» EXERCISE PROMPT:
Give the data below again exactly as written, without its pictures.

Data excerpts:
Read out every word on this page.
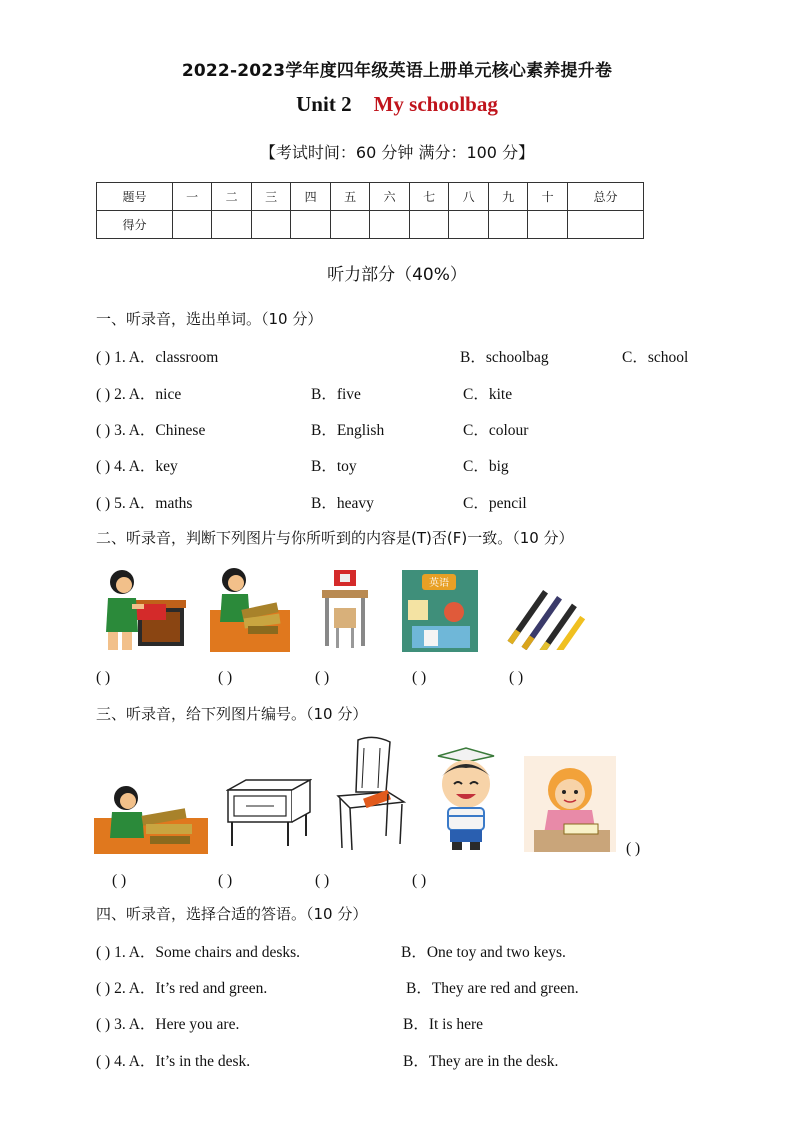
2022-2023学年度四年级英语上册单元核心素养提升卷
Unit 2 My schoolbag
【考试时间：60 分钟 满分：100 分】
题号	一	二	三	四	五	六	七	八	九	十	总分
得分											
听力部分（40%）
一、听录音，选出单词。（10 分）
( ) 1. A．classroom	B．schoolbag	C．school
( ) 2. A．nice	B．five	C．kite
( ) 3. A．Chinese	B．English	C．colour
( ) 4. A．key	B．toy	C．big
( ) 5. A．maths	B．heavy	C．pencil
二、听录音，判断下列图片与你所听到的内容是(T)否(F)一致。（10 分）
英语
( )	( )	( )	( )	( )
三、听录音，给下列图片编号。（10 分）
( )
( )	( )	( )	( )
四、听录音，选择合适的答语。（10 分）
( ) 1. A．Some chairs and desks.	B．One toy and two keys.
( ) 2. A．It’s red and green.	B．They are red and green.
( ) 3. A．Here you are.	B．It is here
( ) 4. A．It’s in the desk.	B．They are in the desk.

» WORKED SOLUTION:
Read out every word on this page.
2022-2023学年度四年级英语上册单元核心素养提升卷
Unit 2 My schoolbag
【考试时间：60 分钟 满分：100 分】
题号	一	二	三	四	五	六	七	八	九	十	总分
得分											
听力部分（40%）
一、听录音，选出单词。（10 分）
( ) 1. A．classroom	B．schoolbag	C．school
( ) 2. A．nice	B．five	C．kite
( ) 3. A．Chinese	B．English	C．colour
( ) 4. A．key	B．toy	C．big
( ) 5. A．maths	B．heavy	C．pencil
二、听录音，判断下列图片与你所听到的内容是(T)否(F)一致。（10 分）
英语
( )	( )	( )	( )	( )
三、听录音，给下列图片编号。（10 分）
( )
( )	( )	( )	( )
四、听录音，选择合适的答语。（10 分）
( ) 1. A．Some chairs and desks.	B．One toy and two keys.
( ) 2. A．It’s red and green.	B．They are red and green.
( ) 3. A．Here you are.	B．It is here
( ) 4. A．It’s in the desk.	B．They are in the desk.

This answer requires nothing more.